→ **SET PROBLEM**
Rewrite the lines below as a numbered list, skipping any blank lines and leaving out the pictures.

→ **DATASET EXCERPTS**
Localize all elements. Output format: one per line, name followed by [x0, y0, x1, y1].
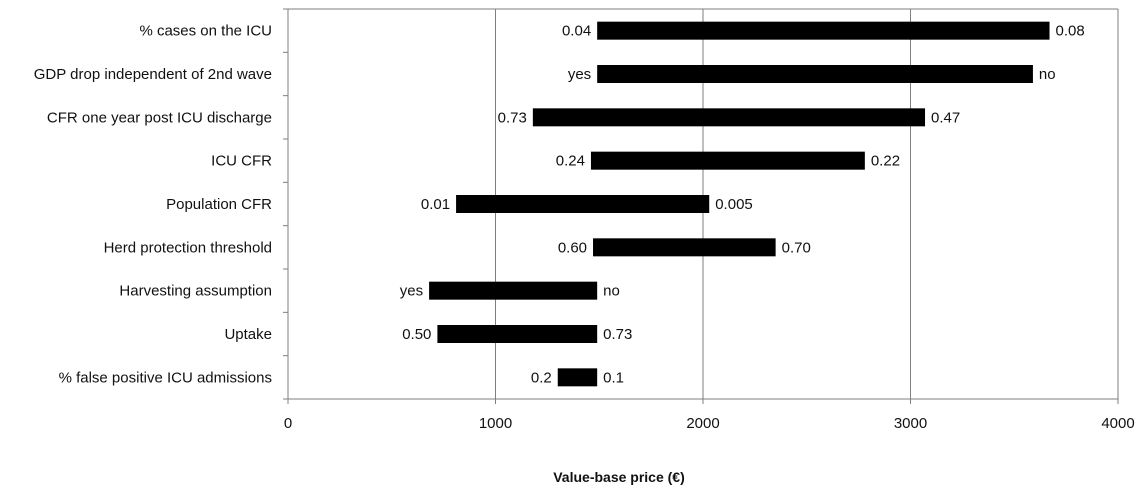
- bar-8: [557, 368, 598, 387]
- bar-5: [593, 238, 776, 257]
- x-tick-label-4000: 4000: [1101, 415, 1134, 432]
- bar-low-label-8: 0.2: [531, 369, 552, 386]
- category-label-6: Harvesting assumption: [119, 283, 272, 300]
- bar-1: [597, 65, 1033, 83]
- bar-low-label-1: yes: [568, 66, 591, 83]
- bar-low-label-5: 0.60: [558, 239, 587, 256]
- bar-high-label-4: 0.005: [715, 196, 753, 213]
- category-label-4: Population CFR: [166, 196, 272, 213]
- x-axis-title: Value-base price (€): [553, 469, 685, 485]
- bar-high-label-5: 0.70: [782, 239, 811, 256]
- bar-0: [597, 21, 1050, 40]
- bar-low-label-0: 0.04: [562, 23, 591, 40]
- bar-low-label-4: 0.01: [421, 196, 450, 213]
- bar-4: [456, 195, 710, 213]
- category-label-5: Herd protection threshold: [104, 239, 272, 256]
- x-tick-label-0: 0: [284, 415, 292, 432]
- bar-2: [532, 108, 926, 127]
- bar-low-label-7: 0.50: [402, 326, 431, 343]
- bar-high-label-3: 0.22: [871, 153, 900, 170]
- bar-low-label-2: 0.73: [498, 109, 527, 126]
- bar-high-label-2: 0.47: [931, 109, 960, 126]
- x-tick-label-2000: 2000: [686, 415, 719, 432]
- bar-low-label-3: 0.24: [556, 153, 585, 170]
- axes: [283, 8, 1119, 404]
- category-label-0: % cases on the ICU: [139, 23, 272, 40]
- bar-7: [437, 325, 598, 343]
- category-label-8: % false positive ICU admissions: [59, 369, 272, 386]
- bar-high-label-8: 0.1: [603, 369, 624, 386]
- bar-3: [590, 151, 865, 170]
- bar-high-label-0: 0.08: [1056, 23, 1085, 40]
- bar-high-label-1: no: [1039, 66, 1056, 83]
- bar-high-label-7: 0.73: [603, 326, 632, 343]
- bars: [429, 21, 1050, 387]
- category-label-7: Uptake: [224, 326, 272, 343]
- labels: 0 1000 2000 3000 4000 % cases on the ICU 0.04 0…: [34, 23, 1135, 432]
- x-tick-label-1000: 1000: [479, 415, 512, 432]
- category-label-2: CFR one year post ICU discharge: [47, 109, 272, 126]
- bar-high-label-6: no: [603, 283, 620, 300]
- bar-6: [429, 281, 598, 300]
- category-label-3: ICU CFR: [211, 153, 272, 170]
- category-label-1: GDP drop independent of 2nd wave: [34, 66, 272, 83]
- x-tick-label-3000: 3000: [894, 415, 927, 432]
- bar-low-label-6: yes: [400, 283, 423, 300]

→ **FINAL RESULT**
1. Localize all elements. Output format: one per line, name followed by [x0, y0, x1, y1].
2. - bar-8: [557, 368, 598, 387]
3. - bar-5: [593, 238, 776, 257]
4. - x-tick-label-4000: 4000: [1101, 415, 1134, 432]
5. - bar-low-label-8: 0.2: [531, 369, 552, 386]
6. - category-label-6: Harvesting assumption: [119, 283, 272, 300]
7. - bar-1: [597, 65, 1033, 83]
8. - bar-low-label-1: yes: [568, 66, 591, 83]
9. - bar-low-label-5: 0.60: [558, 239, 587, 256]
10. - bar-high-label-4: 0.005: [715, 196, 753, 213]
11. - category-label-4: Population CFR: [166, 196, 272, 213]
12. - x-axis-title: Value-base price (€): [553, 469, 685, 485]
13. - bar-high-label-5: 0.70: [782, 239, 811, 256]
14. - bar-0: [597, 21, 1050, 40]
15. - bar-low-label-0: 0.04: [562, 23, 591, 40]
16. - bar-low-label-4: 0.01: [421, 196, 450, 213]
17. - bar-4: [456, 195, 710, 213]
18. - category-label-5: Herd protection threshold: [104, 239, 272, 256]
19. - x-tick-label-0: 0: [284, 415, 292, 432]
20. - bar-2: [532, 108, 926, 127]
21. - bar-low-label-7: 0.50: [402, 326, 431, 343]
22. - bar-high-label-3: 0.22: [871, 153, 900, 170]
23. - bar-low-label-2: 0.73: [498, 109, 527, 126]
24. - bar-high-label-2: 0.47: [931, 109, 960, 126]
25. - x-tick-label-2000: 2000: [686, 415, 719, 432]
26. - bar-low-label-3: 0.24: [556, 153, 585, 170]
27. - axes: [283, 8, 1119, 404]
28. - category-label-0: % cases on the ICU: [139, 23, 272, 40]
29. - bar-7: [437, 325, 598, 343]
30. - category-label-8: % false positive ICU admissions: [59, 369, 272, 386]
31. - bar-high-label-8: 0.1: [603, 369, 624, 386]
32. - bar-3: [590, 151, 865, 170]
33. - bar-high-label-0: 0.08: [1056, 23, 1085, 40]
34. - bar-high-label-1: no: [1039, 66, 1056, 83]
35. - bar-high-label-7: 0.73: [603, 326, 632, 343]
36. - bars: [429, 21, 1050, 387]
37. - category-label-7: Uptake: [224, 326, 272, 343]
38. - labels: 0 1000 2000 3000 4000 % cases on the ICU 0.04 0…: [34, 23, 1135, 432]
39. - x-tick-label-1000: 1000: [479, 415, 512, 432]
40. - category-label-2: CFR one year post ICU discharge: [47, 109, 272, 126]
41. - bar-high-label-6: no: [603, 283, 620, 300]
42. - bar-6: [429, 281, 598, 300]
43. - category-label-3: ICU CFR: [211, 153, 272, 170]
44. - category-label-1: GDP drop independent of 2nd wave: [34, 66, 272, 83]
45. - x-tick-label-3000: 3000: [894, 415, 927, 432]
46. - bar-low-label-6: yes: [400, 283, 423, 300]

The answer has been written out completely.